Task details: Every line of the listing must be reproduced as it stands. Leave the images behind.

Task material:
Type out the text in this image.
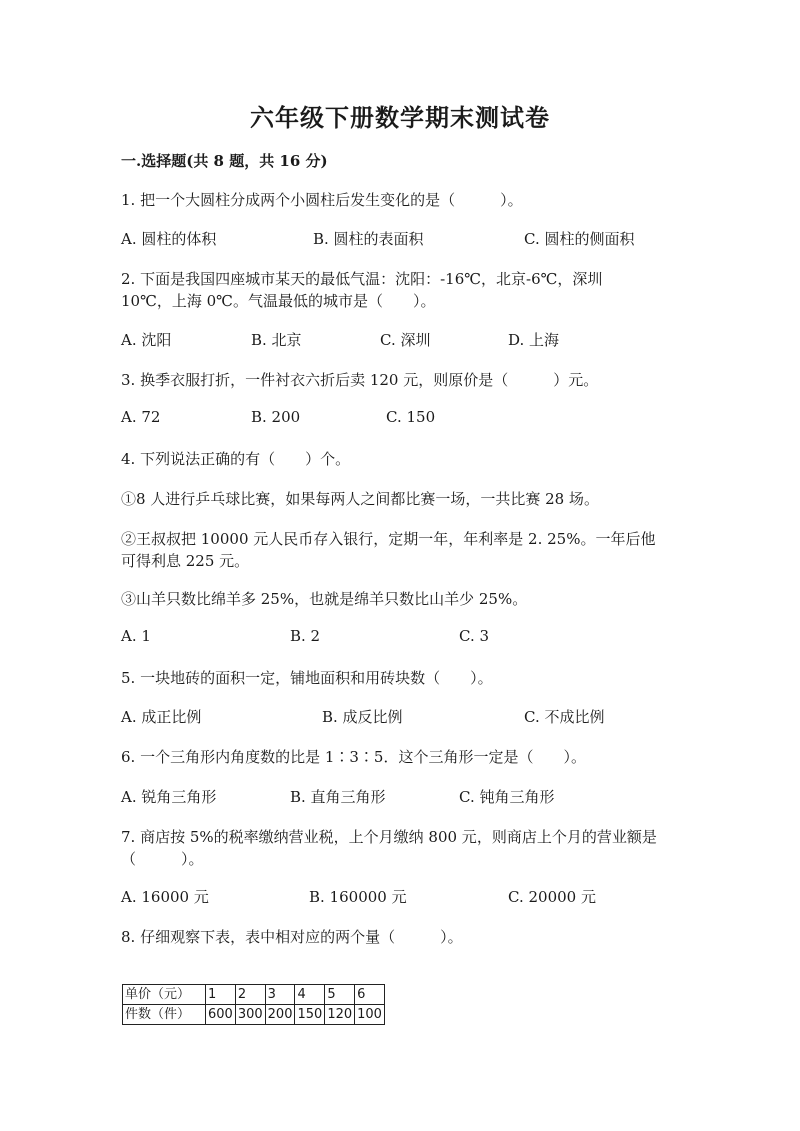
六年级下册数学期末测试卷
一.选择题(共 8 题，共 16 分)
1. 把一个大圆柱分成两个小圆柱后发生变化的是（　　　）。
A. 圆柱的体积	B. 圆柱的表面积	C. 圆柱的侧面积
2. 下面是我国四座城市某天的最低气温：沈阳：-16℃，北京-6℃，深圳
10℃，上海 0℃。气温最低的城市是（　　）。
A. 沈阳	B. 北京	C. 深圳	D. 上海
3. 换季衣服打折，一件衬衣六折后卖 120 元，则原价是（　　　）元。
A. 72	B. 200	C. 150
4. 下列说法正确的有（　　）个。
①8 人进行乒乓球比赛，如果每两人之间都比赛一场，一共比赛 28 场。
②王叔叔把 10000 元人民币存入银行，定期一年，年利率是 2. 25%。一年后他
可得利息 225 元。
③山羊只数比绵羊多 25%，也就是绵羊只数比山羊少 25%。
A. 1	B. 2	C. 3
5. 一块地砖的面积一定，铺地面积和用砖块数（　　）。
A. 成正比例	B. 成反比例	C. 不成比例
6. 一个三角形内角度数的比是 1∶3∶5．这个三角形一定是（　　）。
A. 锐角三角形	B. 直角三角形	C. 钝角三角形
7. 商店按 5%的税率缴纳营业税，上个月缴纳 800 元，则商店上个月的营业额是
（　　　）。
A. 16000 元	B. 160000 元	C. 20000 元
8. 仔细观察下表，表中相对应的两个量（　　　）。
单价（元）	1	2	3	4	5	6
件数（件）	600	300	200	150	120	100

Response below:
Type out the text in this image.
六年级下册数学期末测试卷
一.选择题(共 8 题，共 16 分)
1. 把一个大圆柱分成两个小圆柱后发生变化的是（　　　）。
A. 圆柱的体积	B. 圆柱的表面积	C. 圆柱的侧面积
2. 下面是我国四座城市某天的最低气温：沈阳：-16℃，北京-6℃，深圳
10℃，上海 0℃。气温最低的城市是（　　）。
A. 沈阳	B. 北京	C. 深圳	D. 上海
3. 换季衣服打折，一件衬衣六折后卖 120 元，则原价是（　　　）元。
A. 72	B. 200	C. 150
4. 下列说法正确的有（　　）个。
①8 人进行乒乓球比赛，如果每两人之间都比赛一场，一共比赛 28 场。
②王叔叔把 10000 元人民币存入银行，定期一年，年利率是 2. 25%。一年后他
可得利息 225 元。
③山羊只数比绵羊多 25%，也就是绵羊只数比山羊少 25%。
A. 1	B. 2	C. 3
5. 一块地砖的面积一定，铺地面积和用砖块数（　　）。
A. 成正比例	B. 成反比例	C. 不成比例
6. 一个三角形内角度数的比是 1∶3∶5．这个三角形一定是（　　）。
A. 锐角三角形	B. 直角三角形	C. 钝角三角形
7. 商店按 5%的税率缴纳营业税，上个月缴纳 800 元，则商店上个月的营业额是
（　　　）。
A. 16000 元	B. 160000 元	C. 20000 元
8. 仔细观察下表，表中相对应的两个量（　　　）。
单价（元）	1	2	3	4	5	6
件数（件）	600	300	200	150	120	100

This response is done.